▼

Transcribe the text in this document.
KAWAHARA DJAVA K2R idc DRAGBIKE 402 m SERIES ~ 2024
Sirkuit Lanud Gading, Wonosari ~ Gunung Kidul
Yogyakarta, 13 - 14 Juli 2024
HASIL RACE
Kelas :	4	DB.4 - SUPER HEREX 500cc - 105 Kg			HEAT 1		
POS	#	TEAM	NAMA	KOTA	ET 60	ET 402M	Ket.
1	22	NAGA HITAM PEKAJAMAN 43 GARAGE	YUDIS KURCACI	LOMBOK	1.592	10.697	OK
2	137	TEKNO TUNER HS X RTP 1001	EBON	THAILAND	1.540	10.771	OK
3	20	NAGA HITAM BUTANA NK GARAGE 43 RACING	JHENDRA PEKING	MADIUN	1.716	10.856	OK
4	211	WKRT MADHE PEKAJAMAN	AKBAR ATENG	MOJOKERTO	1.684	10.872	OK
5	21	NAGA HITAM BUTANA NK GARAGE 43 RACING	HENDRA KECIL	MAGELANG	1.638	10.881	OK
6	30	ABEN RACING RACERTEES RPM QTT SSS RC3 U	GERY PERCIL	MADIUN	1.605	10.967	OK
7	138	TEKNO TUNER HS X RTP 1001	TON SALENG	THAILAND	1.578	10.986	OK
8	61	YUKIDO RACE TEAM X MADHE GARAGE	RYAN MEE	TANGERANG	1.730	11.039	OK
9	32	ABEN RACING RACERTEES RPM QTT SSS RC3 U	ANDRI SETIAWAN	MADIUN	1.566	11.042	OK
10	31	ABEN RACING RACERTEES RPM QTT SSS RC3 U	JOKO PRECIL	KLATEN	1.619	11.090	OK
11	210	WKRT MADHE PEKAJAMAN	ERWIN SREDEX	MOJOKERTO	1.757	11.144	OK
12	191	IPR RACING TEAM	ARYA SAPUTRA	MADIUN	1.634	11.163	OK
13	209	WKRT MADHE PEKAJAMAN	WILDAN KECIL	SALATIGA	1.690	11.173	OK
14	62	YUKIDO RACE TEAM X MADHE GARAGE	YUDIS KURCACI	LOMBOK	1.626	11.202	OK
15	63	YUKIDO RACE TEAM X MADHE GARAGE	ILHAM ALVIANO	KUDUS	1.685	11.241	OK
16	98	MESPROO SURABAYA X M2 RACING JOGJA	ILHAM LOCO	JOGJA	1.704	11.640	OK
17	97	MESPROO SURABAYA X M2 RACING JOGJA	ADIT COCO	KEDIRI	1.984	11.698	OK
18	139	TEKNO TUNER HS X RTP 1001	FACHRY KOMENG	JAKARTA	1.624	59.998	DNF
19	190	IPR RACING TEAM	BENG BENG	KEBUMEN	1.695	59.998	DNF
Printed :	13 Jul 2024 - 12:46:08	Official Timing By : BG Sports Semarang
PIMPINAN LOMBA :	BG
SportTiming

▲

Only lines holding the string "HITAM" are wanted; gather each one from the entries above.

## CORRECT OUTPUT
1	22	NAGA HITAM PEKAJAMAN 43 GARAGE	YUDIS KURCACI	LOMBOK	1.592	10.697	OK
3	20	NAGA HITAM BUTANA NK GARAGE 43 RACING	JHENDRA PEKING	MADIUN	1.716	10.856	OK
5	21	NAGA HITAM BUTANA NK GARAGE 43 RACING	HENDRA KECIL	MAGELANG	1.638	10.881	OK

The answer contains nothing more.